- INSTRUCTIONS TO FOLLOW -
Where a line of the material contains the string "made", copy that line.

- RECORDED INFORMATION -
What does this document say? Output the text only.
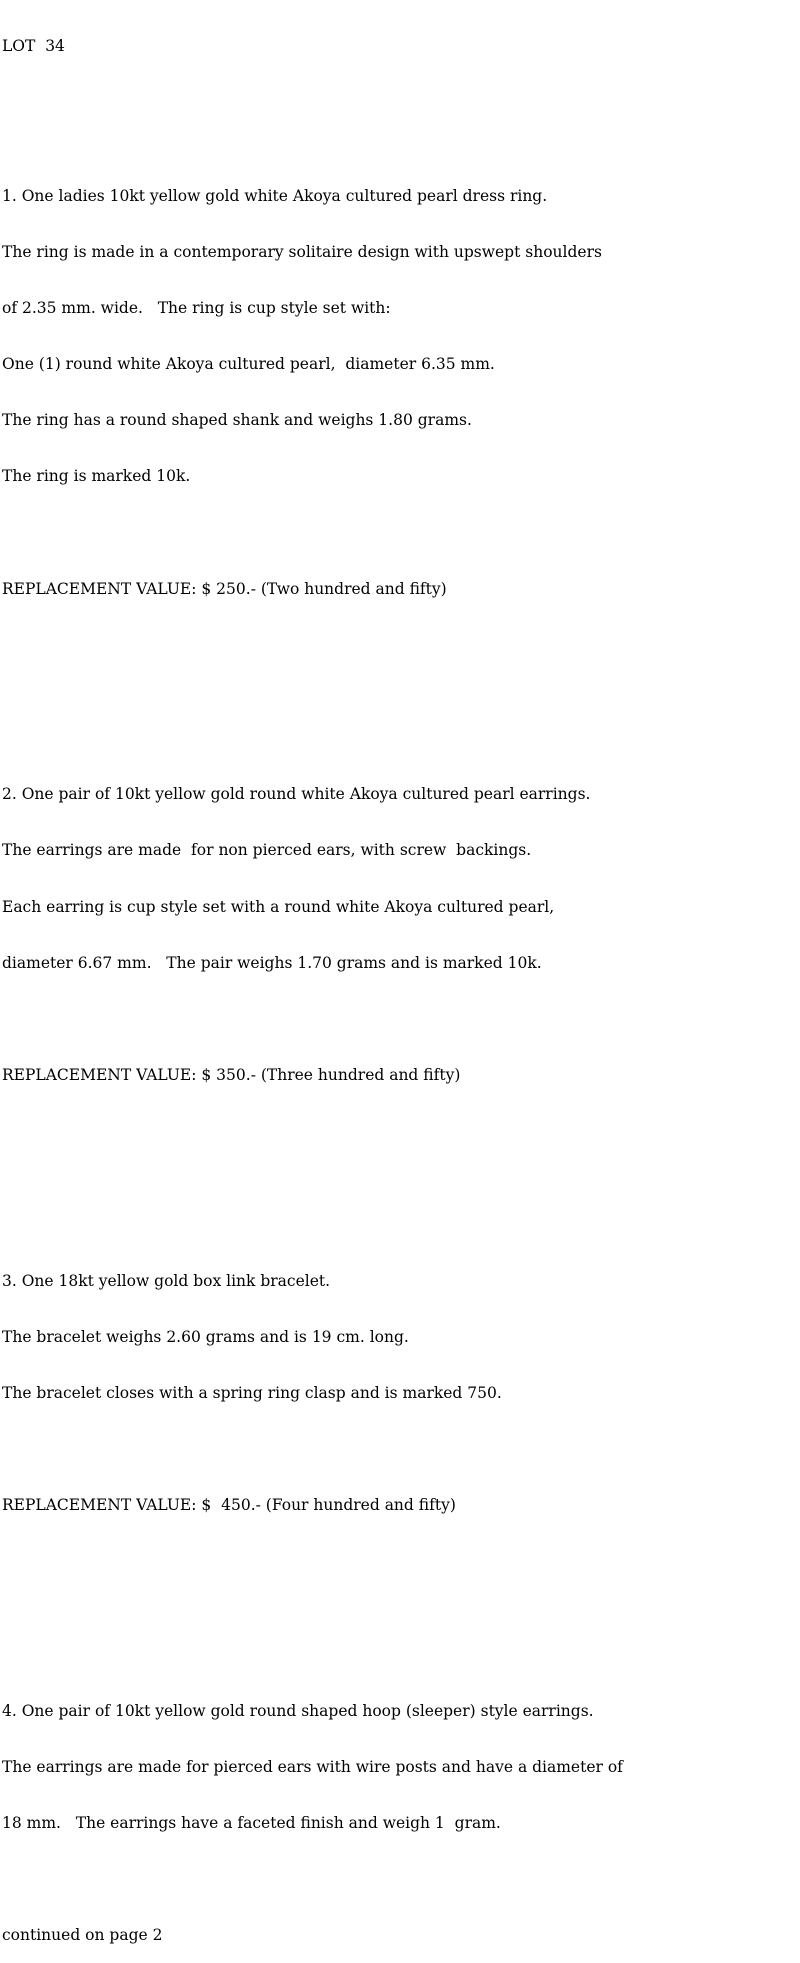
LOT  34

1. One ladies 10kt yellow gold white Akoya cultured pearl dress ring.

The ring is made in a contemporary solitaire design with upswept shoulders

of 2.35 mm. wide.   The ring is cup style set with:

One (1) round white Akoya cultured pearl,  diameter 6.35 mm.

The ring has a round shaped shank and weighs 1.80 grams.

The ring is marked 10k.

REPLACEMENT VALUE: $ 250.- (Two hundred and fifty)

2. One pair of 10kt yellow gold round white Akoya cultured pearl earrings.

The earrings are made  for non pierced ears, with screw  backings.

Each earring is cup style set with a round white Akoya cultured pearl,

diameter 6.67 mm.   The pair weighs 1.70 grams and is marked 10k.

REPLACEMENT VALUE: $ 350.- (Three hundred and fifty)

3. One 18kt yellow gold box link bracelet.

The bracelet weighs 2.60 grams and is 19 cm. long.

The bracelet closes with a spring ring clasp and is marked 750.

REPLACEMENT VALUE: $  450.- (Four hundred and fifty)

4. One pair of 10kt yellow gold round shaped hoop (sleeper) style earrings.

The earrings are made for pierced ears with wire posts and have a diameter of

18 mm.   The earrings have a faceted finish and weigh 1  gram.

continued on page 2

- RESULT -
The ring is made in a contemporary solitaire design with upswept shoulders
The earrings are made  for non pierced ears, with screw  backings.
The earrings are made for pierced ears with wire posts and have a diameter of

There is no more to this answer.